— START OF Supplied entries —

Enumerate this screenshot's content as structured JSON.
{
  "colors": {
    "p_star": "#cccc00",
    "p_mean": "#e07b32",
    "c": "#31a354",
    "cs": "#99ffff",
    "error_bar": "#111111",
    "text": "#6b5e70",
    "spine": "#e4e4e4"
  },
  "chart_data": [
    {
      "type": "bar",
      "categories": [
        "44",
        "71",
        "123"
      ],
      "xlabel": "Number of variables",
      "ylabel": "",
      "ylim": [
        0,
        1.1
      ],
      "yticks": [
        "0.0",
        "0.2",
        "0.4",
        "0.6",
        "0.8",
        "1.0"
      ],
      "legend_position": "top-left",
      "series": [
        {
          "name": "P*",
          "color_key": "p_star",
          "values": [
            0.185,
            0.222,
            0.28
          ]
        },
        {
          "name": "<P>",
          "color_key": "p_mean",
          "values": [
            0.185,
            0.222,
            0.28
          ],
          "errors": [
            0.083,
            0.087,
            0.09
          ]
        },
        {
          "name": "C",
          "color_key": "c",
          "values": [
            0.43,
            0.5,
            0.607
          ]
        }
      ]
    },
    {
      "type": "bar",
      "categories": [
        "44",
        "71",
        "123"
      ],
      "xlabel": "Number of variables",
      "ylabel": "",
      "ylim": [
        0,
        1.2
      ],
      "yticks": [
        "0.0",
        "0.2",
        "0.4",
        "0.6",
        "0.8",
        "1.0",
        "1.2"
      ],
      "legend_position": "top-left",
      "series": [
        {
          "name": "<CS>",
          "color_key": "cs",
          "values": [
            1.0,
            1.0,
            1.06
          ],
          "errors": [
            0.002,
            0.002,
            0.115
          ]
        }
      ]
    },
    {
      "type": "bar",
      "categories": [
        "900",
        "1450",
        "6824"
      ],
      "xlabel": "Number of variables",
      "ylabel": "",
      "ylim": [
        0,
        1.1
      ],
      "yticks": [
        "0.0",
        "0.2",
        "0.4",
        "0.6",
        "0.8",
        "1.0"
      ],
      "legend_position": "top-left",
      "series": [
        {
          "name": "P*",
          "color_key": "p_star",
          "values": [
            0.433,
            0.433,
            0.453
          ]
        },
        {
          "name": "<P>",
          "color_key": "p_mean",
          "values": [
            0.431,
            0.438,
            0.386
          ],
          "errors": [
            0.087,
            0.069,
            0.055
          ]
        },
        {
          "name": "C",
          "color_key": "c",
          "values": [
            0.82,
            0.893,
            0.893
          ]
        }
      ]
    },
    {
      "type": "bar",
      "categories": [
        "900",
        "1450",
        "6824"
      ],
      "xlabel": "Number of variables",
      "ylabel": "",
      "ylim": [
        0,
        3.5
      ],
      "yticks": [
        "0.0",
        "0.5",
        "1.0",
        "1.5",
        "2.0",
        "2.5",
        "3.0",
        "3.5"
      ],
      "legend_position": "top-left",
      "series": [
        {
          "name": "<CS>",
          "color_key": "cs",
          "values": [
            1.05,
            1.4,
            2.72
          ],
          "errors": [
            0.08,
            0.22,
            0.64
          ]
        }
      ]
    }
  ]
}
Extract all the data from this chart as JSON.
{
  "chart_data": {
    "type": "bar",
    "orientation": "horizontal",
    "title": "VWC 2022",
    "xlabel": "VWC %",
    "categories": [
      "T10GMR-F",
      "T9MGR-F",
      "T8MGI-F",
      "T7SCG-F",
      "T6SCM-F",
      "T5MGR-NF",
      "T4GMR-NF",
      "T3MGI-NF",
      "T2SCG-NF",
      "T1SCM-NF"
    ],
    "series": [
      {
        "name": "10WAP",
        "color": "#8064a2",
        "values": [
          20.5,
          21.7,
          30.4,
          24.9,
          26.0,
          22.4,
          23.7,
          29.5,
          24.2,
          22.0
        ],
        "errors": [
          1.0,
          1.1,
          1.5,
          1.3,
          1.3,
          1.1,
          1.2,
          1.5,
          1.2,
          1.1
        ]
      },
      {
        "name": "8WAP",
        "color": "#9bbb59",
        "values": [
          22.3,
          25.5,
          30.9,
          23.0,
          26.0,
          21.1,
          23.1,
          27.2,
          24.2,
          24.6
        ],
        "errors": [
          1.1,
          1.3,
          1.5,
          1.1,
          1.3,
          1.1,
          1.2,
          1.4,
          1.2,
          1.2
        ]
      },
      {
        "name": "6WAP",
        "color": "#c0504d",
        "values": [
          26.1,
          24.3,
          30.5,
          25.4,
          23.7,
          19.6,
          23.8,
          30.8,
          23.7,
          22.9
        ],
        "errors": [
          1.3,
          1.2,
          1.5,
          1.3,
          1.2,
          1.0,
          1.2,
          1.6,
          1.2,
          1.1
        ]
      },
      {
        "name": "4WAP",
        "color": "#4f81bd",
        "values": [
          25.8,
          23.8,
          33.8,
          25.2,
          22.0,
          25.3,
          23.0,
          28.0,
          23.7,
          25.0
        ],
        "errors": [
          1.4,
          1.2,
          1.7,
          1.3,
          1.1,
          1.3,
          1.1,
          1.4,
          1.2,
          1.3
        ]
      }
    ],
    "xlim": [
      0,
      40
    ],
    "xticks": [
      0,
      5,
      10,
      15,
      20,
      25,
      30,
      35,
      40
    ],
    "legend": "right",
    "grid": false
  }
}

— END OF Supplied entries —

● **What is required**: Repeat all of the records above exactly as written.

● **Result of the exercise**:
Enumerate this screenshot's content as structured JSON.
{
  "colors": {
    "p_star": "#cccc00",
    "p_mean": "#e07b32",
    "c": "#31a354",
    "cs": "#99ffff",
    "error_bar": "#111111",
    "text": "#6b5e70",
    "spine": "#e4e4e4"
  },
  "chart_data": [
    {
      "type": "bar",
      "categories": [
        "44",
        "71",
        "123"
      ],
      "xlabel": "Number of variables",
      "ylabel": "",
      "ylim": [
        0,
        1.1
      ],
      "yticks": [
        "0.0",
        "0.2",
        "0.4",
        "0.6",
        "0.8",
        "1.0"
      ],
      "legend_position": "top-left",
      "series": [
        {
          "name": "P*",
          "color_key": "p_star",
          "values": [
            0.185,
            0.222,
            0.28
          ]
        },
        {
          "name": "<P>",
          "color_key": "p_mean",
          "values": [
            0.185,
            0.222,
            0.28
          ],
          "errors": [
            0.083,
            0.087,
            0.09
          ]
        },
        {
          "name": "C",
          "color_key": "c",
          "values": [
            0.43,
            0.5,
            0.607
          ]
        }
      ]
    },
    {
      "type": "bar",
      "categories": [
        "44",
        "71",
        "123"
      ],
      "xlabel": "Number of variables",
      "ylabel": "",
      "ylim": [
        0,
        1.2
      ],
      "yticks": [
        "0.0",
        "0.2",
        "0.4",
        "0.6",
        "0.8",
        "1.0",
        "1.2"
      ],
      "legend_position": "top-left",
      "series": [
        {
          "name": "<CS>",
          "color_key": "cs",
          "values": [
            1.0,
            1.0,
            1.06
          ],
          "errors": [
            0.002,
            0.002,
            0.115
          ]
        }
      ]
    },
    {
      "type": "bar",
      "categories": [
        "900",
        "1450",
        "6824"
      ],
      "xlabel": "Number of variables",
      "ylabel": "",
      "ylim": [
        0,
        1.1
      ],
      "yticks": [
        "0.0",
        "0.2",
        "0.4",
        "0.6",
        "0.8",
        "1.0"
      ],
      "legend_position": "top-left",
      "series": [
        {
          "name": "P*",
          "color_key": "p_star",
          "values": [
            0.433,
            0.433,
            0.453
          ]
        },
        {
          "name": "<P>",
          "color_key": "p_mean",
          "values": [
            0.431,
            0.438,
            0.386
          ],
          "errors": [
            0.087,
            0.069,
            0.055
          ]
        },
        {
          "name": "C",
          "color_key": "c",
          "values": [
            0.82,
            0.893,
            0.893
          ]
        }
      ]
    },
    {
      "type": "bar",
      "categories": [
        "900",
        "1450",
        "6824"
      ],
      "xlabel": "Number of variables",
      "ylabel": "",
      "ylim": [
        0,
        3.5
      ],
      "yticks": [
        "0.0",
        "0.5",
        "1.0",
        "1.5",
        "2.0",
        "2.5",
        "3.0",
        "3.5"
      ],
      "legend_position": "top-left",
      "series": [
        {
          "name": "<CS>",
          "color_key": "cs",
          "values": [
            1.05,
            1.4,
            2.72
          ],
          "errors": [
            0.08,
            0.22,
            0.64
          ]
        }
      ]
    }
  ]
}
Extract all the data from this chart as JSON.
{
  "chart_data": {
    "type": "bar",
    "orientation": "horizontal",
    "title": "VWC 2022",
    "xlabel": "VWC %",
    "categories": [
      "T10GMR-F",
      "T9MGR-F",
      "T8MGI-F",
      "T7SCG-F",
      "T6SCM-F",
      "T5MGR-NF",
      "T4GMR-NF",
      "T3MGI-NF",
      "T2SCG-NF",
      "T1SCM-NF"
    ],
    "series": [
      {
        "name": "10WAP",
        "color": "#8064a2",
        "values": [
          20.5,
          21.7,
          30.4,
          24.9,
          26.0,
          22.4,
          23.7,
          29.5,
          24.2,
          22.0
        ],
        "errors": [
          1.0,
          1.1,
          1.5,
          1.3,
          1.3,
          1.1,
          1.2,
          1.5,
          1.2,
          1.1
        ]
      },
      {
        "name": "8WAP",
        "color": "#9bbb59",
        "values": [
          22.3,
          25.5,
          30.9,
          23.0,
          26.0,
          21.1,
          23.1,
          27.2,
          24.2,
          24.6
        ],
        "errors": [
          1.1,
          1.3,
          1.5,
          1.1,
          1.3,
          1.1,
          1.2,
          1.4,
          1.2,
          1.2
        ]
      },
      {
        "name": "6WAP",
        "color": "#c0504d",
        "values": [
          26.1,
          24.3,
          30.5,
          25.4,
          23.7,
          19.6,
          23.8,
          30.8,
          23.7,
          22.9
        ],
        "errors": [
          1.3,
          1.2,
          1.5,
          1.3,
          1.2,
          1.0,
          1.2,
          1.6,
          1.2,
          1.1
        ]
      },
      {
        "name": "4WAP",
        "color": "#4f81bd",
        "values": [
          25.8,
          23.8,
          33.8,
          25.2,
          22.0,
          25.3,
          23.0,
          28.0,
          23.7,
          25.0
        ],
        "errors": [
          1.4,
          1.2,
          1.7,
          1.3,
          1.1,
          1.3,
          1.1,
          1.4,
          1.2,
          1.3
        ]
      }
    ],
    "xlim": [
      0,
      40
    ],
    "xticks": [
      0,
      5,
      10,
      15,
      20,
      25,
      30,
      35,
      40
    ],
    "legend": "right",
    "grid": false
  }
}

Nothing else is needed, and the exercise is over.